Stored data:
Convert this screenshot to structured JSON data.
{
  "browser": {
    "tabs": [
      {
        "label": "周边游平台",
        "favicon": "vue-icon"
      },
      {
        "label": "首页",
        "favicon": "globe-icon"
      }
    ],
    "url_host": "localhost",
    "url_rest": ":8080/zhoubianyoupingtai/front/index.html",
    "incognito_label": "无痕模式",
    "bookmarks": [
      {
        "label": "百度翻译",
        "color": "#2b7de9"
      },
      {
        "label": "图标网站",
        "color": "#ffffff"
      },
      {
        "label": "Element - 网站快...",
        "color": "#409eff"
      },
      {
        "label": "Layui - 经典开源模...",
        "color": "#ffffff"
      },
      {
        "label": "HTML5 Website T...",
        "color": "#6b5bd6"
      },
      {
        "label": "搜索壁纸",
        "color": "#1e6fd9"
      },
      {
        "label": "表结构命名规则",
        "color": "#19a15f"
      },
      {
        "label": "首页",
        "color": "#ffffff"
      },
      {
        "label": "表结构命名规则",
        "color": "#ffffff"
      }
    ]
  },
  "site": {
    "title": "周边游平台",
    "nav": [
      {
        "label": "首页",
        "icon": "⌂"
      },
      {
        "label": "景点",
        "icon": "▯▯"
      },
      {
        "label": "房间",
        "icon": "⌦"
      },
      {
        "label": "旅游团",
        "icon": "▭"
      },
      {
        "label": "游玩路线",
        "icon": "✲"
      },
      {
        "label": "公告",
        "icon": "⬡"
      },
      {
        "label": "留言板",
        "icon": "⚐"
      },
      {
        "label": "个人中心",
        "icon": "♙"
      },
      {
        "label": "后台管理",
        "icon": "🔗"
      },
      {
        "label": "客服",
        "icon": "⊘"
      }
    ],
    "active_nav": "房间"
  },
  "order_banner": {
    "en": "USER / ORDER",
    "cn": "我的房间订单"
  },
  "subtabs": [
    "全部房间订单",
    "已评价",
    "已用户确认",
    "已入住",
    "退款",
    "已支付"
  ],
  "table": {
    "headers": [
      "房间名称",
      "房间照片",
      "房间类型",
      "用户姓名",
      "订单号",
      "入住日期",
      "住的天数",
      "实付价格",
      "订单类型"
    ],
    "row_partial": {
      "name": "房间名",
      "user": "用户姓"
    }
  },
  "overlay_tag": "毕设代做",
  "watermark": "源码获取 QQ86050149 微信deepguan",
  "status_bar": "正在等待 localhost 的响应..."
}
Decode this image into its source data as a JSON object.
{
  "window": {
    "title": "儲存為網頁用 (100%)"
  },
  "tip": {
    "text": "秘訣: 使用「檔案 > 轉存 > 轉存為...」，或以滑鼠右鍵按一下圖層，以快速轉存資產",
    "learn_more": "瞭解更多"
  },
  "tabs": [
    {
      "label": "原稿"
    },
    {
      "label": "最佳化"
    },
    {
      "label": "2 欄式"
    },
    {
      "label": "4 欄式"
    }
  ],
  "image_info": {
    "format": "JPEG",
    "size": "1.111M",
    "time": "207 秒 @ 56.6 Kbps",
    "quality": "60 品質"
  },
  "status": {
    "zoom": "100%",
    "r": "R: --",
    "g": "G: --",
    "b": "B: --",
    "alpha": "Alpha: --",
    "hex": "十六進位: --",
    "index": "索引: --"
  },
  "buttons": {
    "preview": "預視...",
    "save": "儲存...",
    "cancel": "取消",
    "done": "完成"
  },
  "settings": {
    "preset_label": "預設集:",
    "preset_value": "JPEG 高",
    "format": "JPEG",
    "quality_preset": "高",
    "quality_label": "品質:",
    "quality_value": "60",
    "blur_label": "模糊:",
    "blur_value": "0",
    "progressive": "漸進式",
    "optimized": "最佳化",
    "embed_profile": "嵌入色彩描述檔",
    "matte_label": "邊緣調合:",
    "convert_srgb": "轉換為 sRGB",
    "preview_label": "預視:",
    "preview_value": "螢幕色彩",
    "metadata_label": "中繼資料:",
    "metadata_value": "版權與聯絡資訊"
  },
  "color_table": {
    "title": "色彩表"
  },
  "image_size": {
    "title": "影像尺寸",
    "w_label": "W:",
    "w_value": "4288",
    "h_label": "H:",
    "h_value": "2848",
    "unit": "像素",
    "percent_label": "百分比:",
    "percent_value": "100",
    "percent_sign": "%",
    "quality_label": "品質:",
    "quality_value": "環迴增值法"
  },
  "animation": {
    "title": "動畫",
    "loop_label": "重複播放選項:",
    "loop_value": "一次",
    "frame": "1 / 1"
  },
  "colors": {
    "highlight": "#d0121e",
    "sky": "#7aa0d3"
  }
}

→ **Problem to work on**
Using the material above, print every entry exactly as written.

→ **Response to this task**
Convert this screenshot to structured JSON data.
{
  "browser": {
    "tabs": [
      {
        "label": "周边游平台",
        "favicon": "vue-icon"
      },
      {
        "label": "首页",
        "favicon": "globe-icon"
      }
    ],
    "url_host": "localhost",
    "url_rest": ":8080/zhoubianyoupingtai/front/index.html",
    "incognito_label": "无痕模式",
    "bookmarks": [
      {
        "label": "百度翻译",
        "color": "#2b7de9"
      },
      {
        "label": "图标网站",
        "color": "#ffffff"
      },
      {
        "label": "Element - 网站快...",
        "color": "#409eff"
      },
      {
        "label": "Layui - 经典开源模...",
        "color": "#ffffff"
      },
      {
        "label": "HTML5 Website T...",
        "color": "#6b5bd6"
      },
      {
        "label": "搜索壁纸",
        "color": "#1e6fd9"
      },
      {
        "label": "表结构命名规则",
        "color": "#19a15f"
      },
      {
        "label": "首页",
        "color": "#ffffff"
      },
      {
        "label": "表结构命名规则",
        "color": "#ffffff"
      }
    ]
  },
  "site": {
    "title": "周边游平台",
    "nav": [
      {
        "label": "首页",
        "icon": "⌂"
      },
      {
        "label": "景点",
        "icon": "▯▯"
      },
      {
        "label": "房间",
        "icon": "⌦"
      },
      {
        "label": "旅游团",
        "icon": "▭"
      },
      {
        "label": "游玩路线",
        "icon": "✲"
      },
      {
        "label": "公告",
        "icon": "⬡"
      },
      {
        "label": "留言板",
        "icon": "⚐"
      },
      {
        "label": "个人中心",
        "icon": "♙"
      },
      {
        "label": "后台管理",
        "icon": "🔗"
      },
      {
        "label": "客服",
        "icon": "⊘"
      }
    ],
    "active_nav": "房间"
  },
  "order_banner": {
    "en": "USER / ORDER",
    "cn": "我的房间订单"
  },
  "subtabs": [
    "全部房间订单",
    "已评价",
    "已用户确认",
    "已入住",
    "退款",
    "已支付"
  ],
  "table": {
    "headers": [
      "房间名称",
      "房间照片",
      "房间类型",
      "用户姓名",
      "订单号",
      "入住日期",
      "住的天数",
      "实付价格",
      "订单类型"
    ],
    "row_partial": {
      "name": "房间名",
      "user": "用户姓"
    }
  },
  "overlay_tag": "毕设代做",
  "watermark": "源码获取 QQ86050149 微信deepguan",
  "status_bar": "正在等待 localhost 的响应..."
}
Decode this image into its source data as a JSON object.
{
  "window": {
    "title": "儲存為網頁用 (100%)"
  },
  "tip": {
    "text": "秘訣: 使用「檔案 > 轉存 > 轉存為...」，或以滑鼠右鍵按一下圖層，以快速轉存資產",
    "learn_more": "瞭解更多"
  },
  "tabs": [
    {
      "label": "原稿"
    },
    {
      "label": "最佳化"
    },
    {
      "label": "2 欄式"
    },
    {
      "label": "4 欄式"
    }
  ],
  "image_info": {
    "format": "JPEG",
    "size": "1.111M",
    "time": "207 秒 @ 56.6 Kbps",
    "quality": "60 品質"
  },
  "status": {
    "zoom": "100%",
    "r": "R: --",
    "g": "G: --",
    "b": "B: --",
    "alpha": "Alpha: --",
    "hex": "十六進位: --",
    "index": "索引: --"
  },
  "buttons": {
    "preview": "預視...",
    "save": "儲存...",
    "cancel": "取消",
    "done": "完成"
  },
  "settings": {
    "preset_label": "預設集:",
    "preset_value": "JPEG 高",
    "format": "JPEG",
    "quality_preset": "高",
    "quality_label": "品質:",
    "quality_value": "60",
    "blur_label": "模糊:",
    "blur_value": "0",
    "progressive": "漸進式",
    "optimized": "最佳化",
    "embed_profile": "嵌入色彩描述檔",
    "matte_label": "邊緣調合:",
    "convert_srgb": "轉換為 sRGB",
    "preview_label": "預視:",
    "preview_value": "螢幕色彩",
    "metadata_label": "中繼資料:",
    "metadata_value": "版權與聯絡資訊"
  },
  "color_table": {
    "title": "色彩表"
  },
  "image_size": {
    "title": "影像尺寸",
    "w_label": "W:",
    "w_value": "4288",
    "h_label": "H:",
    "h_value": "2848",
    "unit": "像素",
    "percent_label": "百分比:",
    "percent_value": "100",
    "percent_sign": "%",
    "quality_label": "品質:",
    "quality_value": "環迴增值法"
  },
  "animation": {
    "title": "動畫",
    "loop_label": "重複播放選項:",
    "loop_value": "一次",
    "frame": "1 / 1"
  },
  "colors": {
    "highlight": "#d0121e",
    "sky": "#7aa0d3"
  }
}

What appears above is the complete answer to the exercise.